[LISTED ENTRIES]
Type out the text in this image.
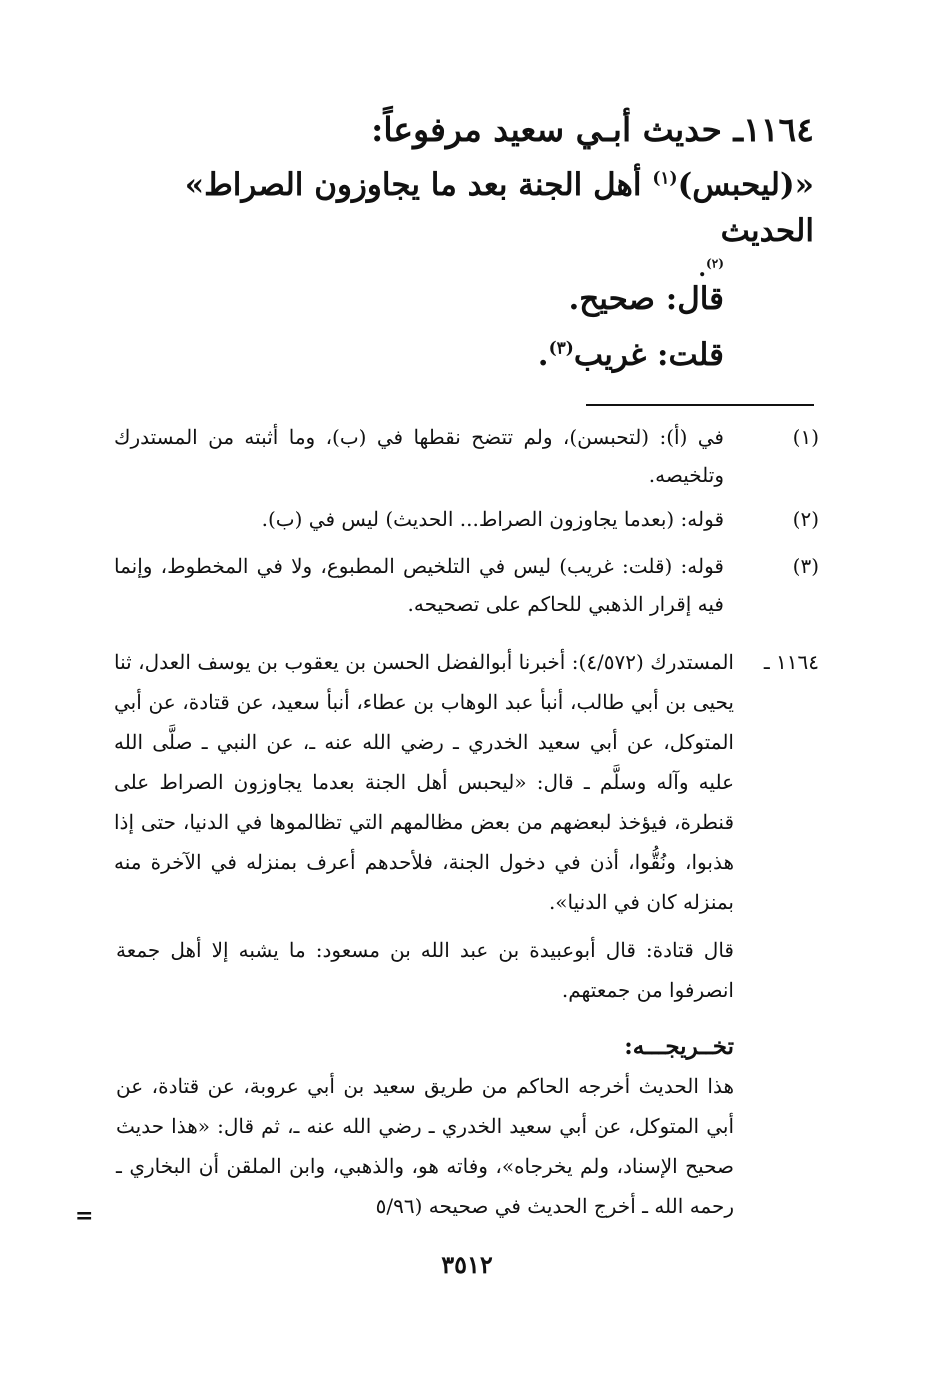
١١٦٤ـ حديث أبـي سعيد مرفوعاً:
«(ليحبس)$^{(١)}$ أهل الجنة بعد ما يجاوزون الصراط» الحديث
$^{(٢)}$.
قال: صحيح.
قلت: غريب$^{(٣)}$.
(١)
في (أ): (لتحبسن)، ولم تتضح نقطها في (ب)، وما أثبته من المستدرك وتلخيصه.
(٢)
قوله: (بعدما يجاوزون الصراط... الحديث) ليس في (ب).
(٣)
قوله: (قلت: غريب) ليس في التلخيص المطبوع، ولا في المخطوط، وإنما فيه إقرار الذهبي للحاكم على تصحيحه.
١١٦٤ ـ
المستدرك (٤/٥٧٢): أخبرنا أبوالفضل الحسن بن يعقوب بن يوسف العدل، ثنا يحيى بن أبي طالب، أنبأ عبد الوهاب بن عطاء، أنبأ سعيد، عن قتادة، عن أبي المتوكل، عن أبي سعيد الخدري ـ رضي الله عنه ـ، عن النبي ـ صلَّى الله عليه وآله وسلَّم ـ قال: «ليحبس أهل الجنة بعدما يجاوزون الصراط على قنطرة، فيؤخذ لبعضهم من بعض مظالمهم التي تظالموها في الدنيا، حتى إذا هذبوا، ونُقُّوا، أذن في دخول الجنة، فلأحدهم أعرف بمنزله في الآخرة منه بمنزله كان في الدنيا».
قال قتادة: قال أبوعبيدة بن عبد الله بن مسعود: ما يشبه إلا أهل جمعة انصرفوا من جمعتهم.
تخــريجـــه:
هذا الحديث أخرجه الحاكم من طريق سعيد بن أبي عروبة، عن قتادة، عن أبي المتوكل، عن أبي سعيد الخدري ـ رضي الله عنه ـ، ثم قال: «هذا حديث صحيح الإسناد، ولم يخرجاه»، وفاته هو، والذهبي، وابن الملقن أن البخاري ـ رحمه الله ـ أخرج الحديث في صحيحه (٥/٩٦
=
٣٥١٢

[YOUR OBJECTIVE]
Check each line of the records above for the string "سعيد", and report every line that has it.

[COMPLETE RESPONSE]
١١٦٤ـ حديث أبـي سعيد مرفوعاً:
المستدرك (٤/٥٧٢): أخبرنا أبوالفضل الحسن بن يعقوب بن يوسف العدل، ثنا يحيى بن أبي طالب، أنبأ عبد الوهاب بن عطاء، أنبأ سعيد، عن قتادة، عن أبي المتوكل، عن أبي سعيد الخدري ـ رضي الله عنه ـ، عن النبي ـ صلَّى الله عليه وآله وسلَّم ـ قال: «ليحبس أهل الجنة بعدما يجاوزون الصراط على قنطرة، فيؤخذ لبعضهم من بعض مظالمهم التي تظالموها في الدنيا، حتى إذا هذبوا، ونُقُّوا، أذن في دخول الجنة، فلأحدهم أعرف بمنزله في الآخرة منه بمنزله كان في الدنيا».
هذا الحديث أخرجه الحاكم من طريق سعيد بن أبي عروبة، عن قتادة، عن أبي المتوكل، عن أبي سعيد الخدري ـ رضي الله عنه ـ، ثم قال: «هذا حديث صحيح الإسناد، ولم يخرجاه»، وفاته هو، والذهبي، وابن الملقن أن البخاري ـ رحمه الله ـ أخرج الحديث في صحيحه (٥/٩٦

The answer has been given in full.